Required work:
Spot each line that carries the word "will"; copy those lines.

[Begin The input]

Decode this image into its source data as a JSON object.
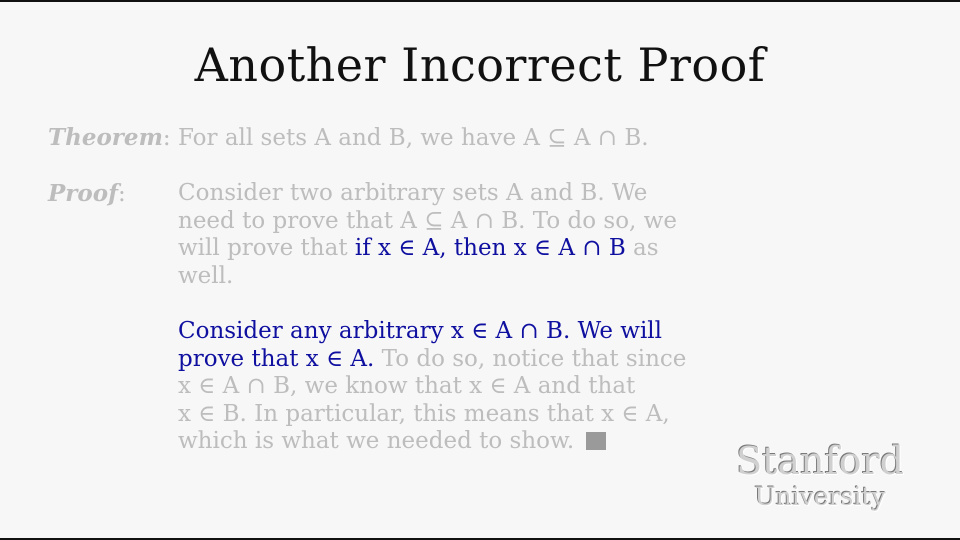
{
  "slide": {
    "title": "Another Incorrect Proof",
    "theorem": {
      "label": "Theorem",
      "colon": ":",
      "text": " For all sets A and B, we have A ⊆ A ∩ B."
    },
    "proof": {
      "label": "Proof",
      "colon": ":",
      "para1": {
        "line1": "Consider two arbitrary sets A and B. We",
        "line2": "need to prove that A ⊆ A ∩ B. To do so, we",
        "line3_pre": "will prove that ",
        "line3_hl": "if x ∈ A, then x ∈ A ∩ B",
        "line3_post": " as",
        "line4": "well."
      },
      "para2": {
        "line1_hl": "Consider any arbitrary x ∈ A ∩ B. We will",
        "line2_hl": "prove that x ∈ A.",
        "line2_post": " To do so, notice that since",
        "line3": "x ∈ A ∩ B, we know that x ∈ A and that",
        "line4": "x ∈ B. In particular, this means that x ∈ A,",
        "line5": "which is what we needed to show. "
      }
    }
  },
  "logo": {
    "name": "Stanford",
    "subtitle": "University"
  },
  "colors": {
    "background": "#f7f7f7",
    "title": "#111111",
    "faded_text": "#bdbdbd",
    "highlight": "#0f0fa0"
  }
}
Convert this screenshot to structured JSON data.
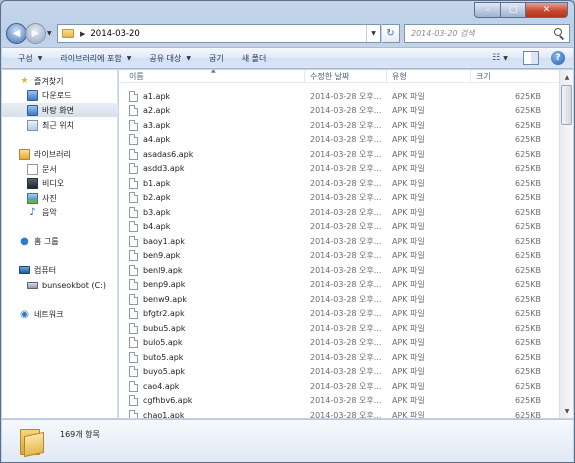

[End The input]

Response to this exercise:
        "line3_pre": "will prove that ",
        "line1_hl": "Consider any arbitrary x ∈ A ∩ B. We will",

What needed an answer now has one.